→ **STATED PROBLEM**:
Skip the images and copy each record exactly as written.

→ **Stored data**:
** Begin **
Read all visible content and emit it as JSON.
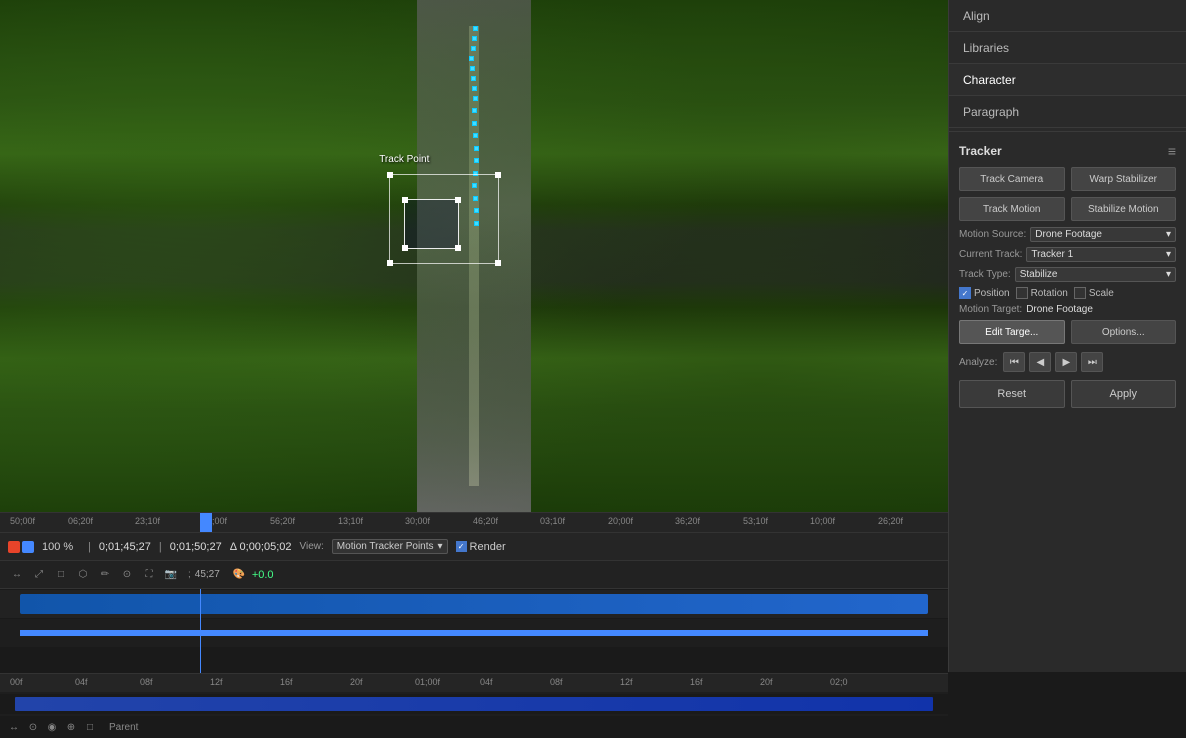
{
  "panels": {
    "align": {
      "label": "Align"
    },
    "libraries": {
      "label": "Libraries"
    },
    "character": {
      "label": "Character"
    },
    "paragraph": {
      "label": "Paragraph"
    }
  },
  "tracker": {
    "title": "Tracker",
    "buttons": {
      "track_camera": "Track Camera",
      "warp_stabilizer": "Warp Stabilizer",
      "track_motion": "Track Motion",
      "stabilize_motion": "Stabilize Motion"
    },
    "motion_source_label": "Motion Source:",
    "motion_source_value": "Drone Footage",
    "current_track_label": "Current Track:",
    "current_track_value": "Tracker 1",
    "track_type_label": "Track Type:",
    "track_type_value": "Stabilize",
    "position_label": "Position",
    "rotation_label": "Rotation",
    "scale_label": "Scale",
    "motion_target_label": "Motion Target:",
    "motion_target_value": "Drone Footage",
    "edit_target_btn": "Edit Targe...",
    "options_btn": "Options...",
    "analyze_label": "Analyze:",
    "reset_btn": "Reset",
    "apply_btn": "Apply"
  },
  "timeline": {
    "zoom": "100 %",
    "time_current": "0;01;45;27",
    "time_in": "0;01;50;27",
    "time_delta": "Δ 0;00;05;02",
    "view_label": "View:",
    "view_value": "Motion Tracker Points",
    "render_label": "Render",
    "ruler_marks": [
      "50;00f",
      "06;20f",
      "23;10f",
      "40;00f",
      "56;20f",
      "13;10f",
      "30;00f",
      "46;20f",
      "03;10f",
      "20;00f",
      "36;20f",
      "53;10f",
      "10;00f",
      "26;20f"
    ],
    "bottom_ruler_marks": [
      "00f",
      "04f",
      "08f",
      "12f",
      "16f",
      "20f",
      "01;00f",
      "04f",
      "08f",
      "12f",
      "16f",
      "20f",
      "02;0"
    ],
    "tc_offset": "+0.0",
    "parent_label": "Parent"
  },
  "tracker_label": "Track Point",
  "icons": {
    "analyze_prev_all": "⏮",
    "analyze_prev": "◀",
    "analyze_next": "▶",
    "analyze_next_all": "⏭",
    "chevron_down": "▾",
    "menu_dots": "≡",
    "checkbox_checked": "✓"
  }
}
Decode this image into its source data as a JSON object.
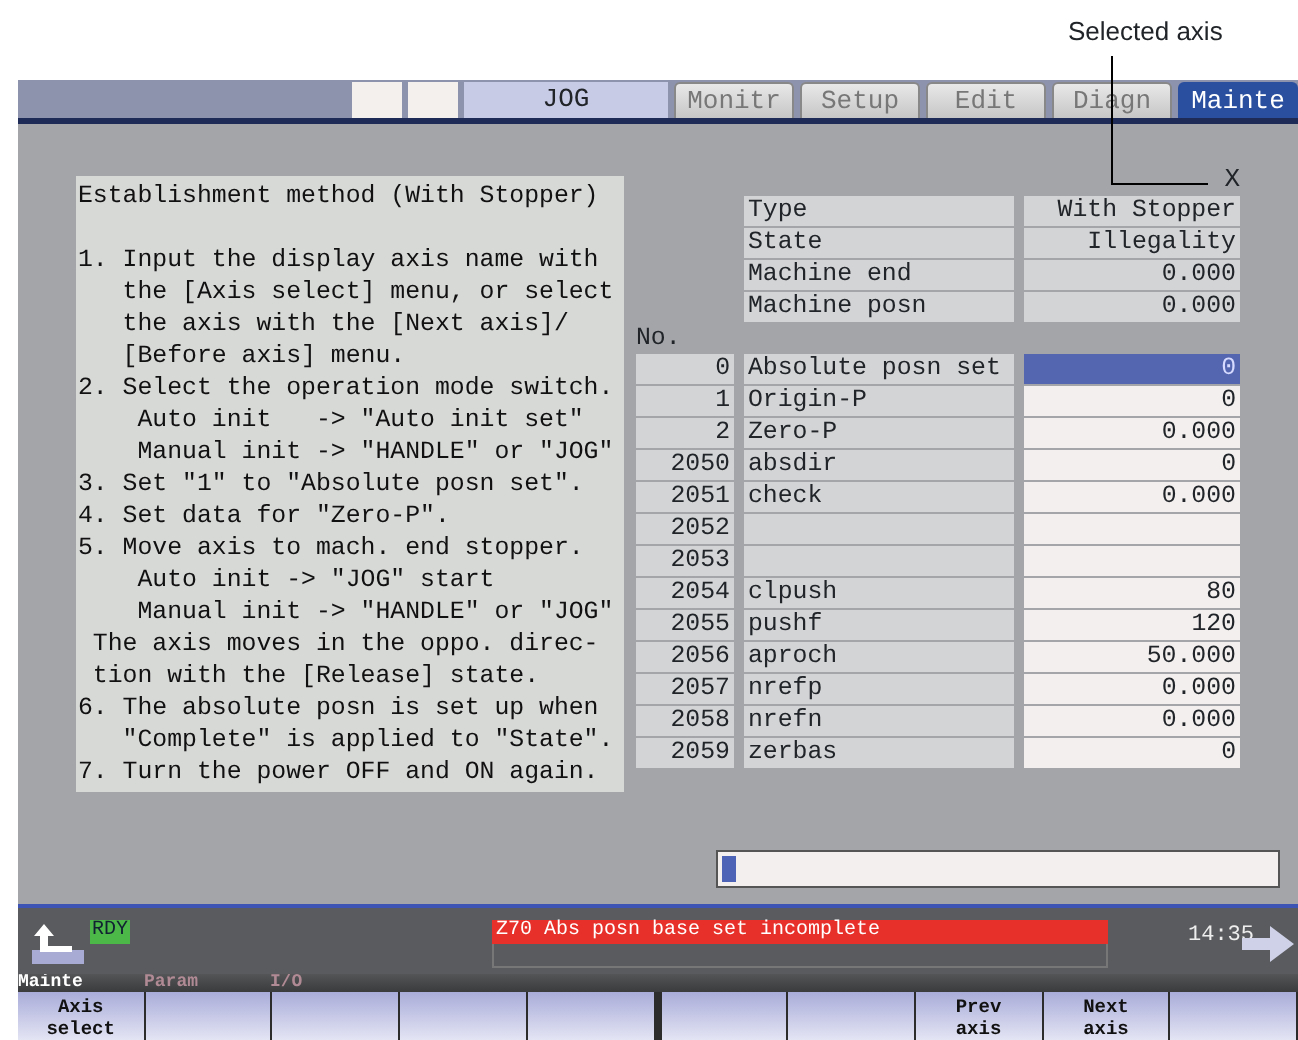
** End **
→ **SOLUTION FOR THIS PROBLEM**:
Read all visible content and emit it as JSON.
{
  "panels": {
    "align": {
      "label": "Align"
    },
    "libraries": {
      "label": "Libraries"
    },
    "character": {
      "label": "Character"
    },
    "paragraph": {
      "label": "Paragraph"
    }
  },
  "tracker": {
    "title": "Tracker",
    "buttons": {
      "track_camera": "Track Camera",
      "warp_stabilizer": "Warp Stabilizer",
      "track_motion": "Track Motion",
      "stabilize_motion": "Stabilize Motion"
    },
    "motion_source_label": "Motion Source:",
    "motion_source_value": "Drone Footage",
    "current_track_label": "Current Track:",
    "current_track_value": "Tracker 1",
    "track_type_label": "Track Type:",
    "track_type_value": "Stabilize",
    "position_label": "Position",
    "rotation_label": "Rotation",
    "scale_label": "Scale",
    "motion_target_label": "Motion Target:",
    "motion_target_value": "Drone Footage",
    "edit_target_btn": "Edit Targe...",
    "options_btn": "Options...",
    "analyze_label": "Analyze:",
    "reset_btn": "Reset",
    "apply_btn": "Apply"
  },
  "timeline": {
    "zoom": "100 %",
    "time_current": "0;01;45;27",
    "time_in": "0;01;50;27",
    "time_delta": "Δ 0;00;05;02",
    "view_label": "View:",
    "view_value": "Motion Tracker Points",
    "render_label": "Render",
    "ruler_marks": [
      "50;00f",
      "06;20f",
      "23;10f",
      "40;00f",
      "56;20f",
      "13;10f",
      "30;00f",
      "46;20f",
      "03;10f",
      "20;00f",
      "36;20f",
      "53;10f",
      "10;00f",
      "26;20f"
    ],
    "bottom_ruler_marks": [
      "00f",
      "04f",
      "08f",
      "12f",
      "16f",
      "20f",
      "01;00f",
      "04f",
      "08f",
      "12f",
      "16f",
      "20f",
      "02;0"
    ],
    "tc_offset": "+0.0",
    "parent_label": "Parent"
  },
  "tracker_label": "Track Point",
  "icons": {
    "analyze_prev_all": "⏮",
    "analyze_prev": "◀",
    "analyze_next": "▶",
    "analyze_next_all": "⏭",
    "chevron_down": "▾",
    "menu_dots": "≡",
    "checkbox_checked": "✓"
  }
}
Decode this image into its source data as a JSON object.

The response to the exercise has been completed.